Print all records exactly, leaving nothing out.

::::::

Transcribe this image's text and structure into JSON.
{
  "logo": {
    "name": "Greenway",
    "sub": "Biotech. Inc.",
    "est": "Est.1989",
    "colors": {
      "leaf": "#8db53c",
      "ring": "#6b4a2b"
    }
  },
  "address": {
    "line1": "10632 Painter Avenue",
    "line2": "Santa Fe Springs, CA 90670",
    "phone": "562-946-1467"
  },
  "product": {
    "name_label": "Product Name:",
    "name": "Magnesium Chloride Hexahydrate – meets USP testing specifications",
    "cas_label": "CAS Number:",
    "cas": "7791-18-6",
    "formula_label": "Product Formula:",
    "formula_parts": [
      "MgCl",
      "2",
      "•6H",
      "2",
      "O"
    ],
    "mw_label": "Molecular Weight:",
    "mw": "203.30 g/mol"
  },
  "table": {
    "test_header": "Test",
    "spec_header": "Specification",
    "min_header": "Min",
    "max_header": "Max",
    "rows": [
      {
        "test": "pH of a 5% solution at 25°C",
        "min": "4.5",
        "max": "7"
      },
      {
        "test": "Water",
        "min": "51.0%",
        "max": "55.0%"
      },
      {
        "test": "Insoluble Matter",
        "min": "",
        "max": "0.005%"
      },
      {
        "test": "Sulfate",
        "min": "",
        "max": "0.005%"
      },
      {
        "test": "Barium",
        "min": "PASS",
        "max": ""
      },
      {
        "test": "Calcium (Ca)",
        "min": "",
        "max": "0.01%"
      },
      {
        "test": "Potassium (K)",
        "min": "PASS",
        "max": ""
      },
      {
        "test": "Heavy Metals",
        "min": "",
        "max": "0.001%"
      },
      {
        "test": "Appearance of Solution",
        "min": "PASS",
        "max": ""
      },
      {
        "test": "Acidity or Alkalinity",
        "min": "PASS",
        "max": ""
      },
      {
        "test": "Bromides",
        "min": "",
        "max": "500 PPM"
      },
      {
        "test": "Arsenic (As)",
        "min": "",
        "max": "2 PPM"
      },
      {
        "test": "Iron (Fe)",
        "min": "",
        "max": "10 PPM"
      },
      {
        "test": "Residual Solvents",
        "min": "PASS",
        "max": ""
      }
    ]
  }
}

::::::

- **Answer to the task**
Transcribe this image's text and structure into JSON.
{
  "logo": {
    "name": "Greenway",
    "sub": "Biotech. Inc.",
    "est": "Est.1989",
    "colors": {
      "leaf": "#8db53c",
      "ring": "#6b4a2b"
    }
  },
  "address": {
    "line1": "10632 Painter Avenue",
    "line2": "Santa Fe Springs, CA 90670",
    "phone": "562-946-1467"
  },
  "product": {
    "name_label": "Product Name:",
    "name": "Magnesium Chloride Hexahydrate – meets USP testing specifications",
    "cas_label": "CAS Number:",
    "cas": "7791-18-6",
    "formula_label": "Product Formula:",
    "formula_parts": [
      "MgCl",
      "2",
      "•6H",
      "2",
      "O"
    ],
    "mw_label": "Molecular Weight:",
    "mw": "203.30 g/mol"
  },
  "table": {
    "test_header": "Test",
    "spec_header": "Specification",
    "min_header": "Min",
    "max_header": "Max",
    "rows": [
      {
        "test": "pH of a 5% solution at 25°C",
        "min": "4.5",
        "max": "7"
      },
      {
        "test": "Water",
        "min": "51.0%",
        "max": "55.0%"
      },
      {
        "test": "Insoluble Matter",
        "min": "",
        "max": "0.005%"
      },
      {
        "test": "Sulfate",
        "min": "",
        "max": "0.005%"
      },
      {
        "test": "Barium",
        "min": "PASS",
        "max": ""
      },
      {
        "test": "Calcium (Ca)",
        "min": "",
        "max": "0.01%"
      },
      {
        "test": "Potassium (K)",
        "min": "PASS",
        "max": ""
      },
      {
        "test": "Heavy Metals",
        "min": "",
        "max": "0.001%"
      },
      {
        "test": "Appearance of Solution",
        "min": "PASS",
        "max": ""
      },
      {
        "test": "Acidity or Alkalinity",
        "min": "PASS",
        "max": ""
      },
      {
        "test": "Bromides",
        "min": "",
        "max": "500 PPM"
      },
      {
        "test": "Arsenic (As)",
        "min": "",
        "max": "2 PPM"
      },
      {
        "test": "Iron (Fe)",
        "min": "",
        "max": "10 PPM"
      },
      {
        "test": "Residual Solvents",
        "min": "PASS",
        "max": ""
      }
    ]
  }
}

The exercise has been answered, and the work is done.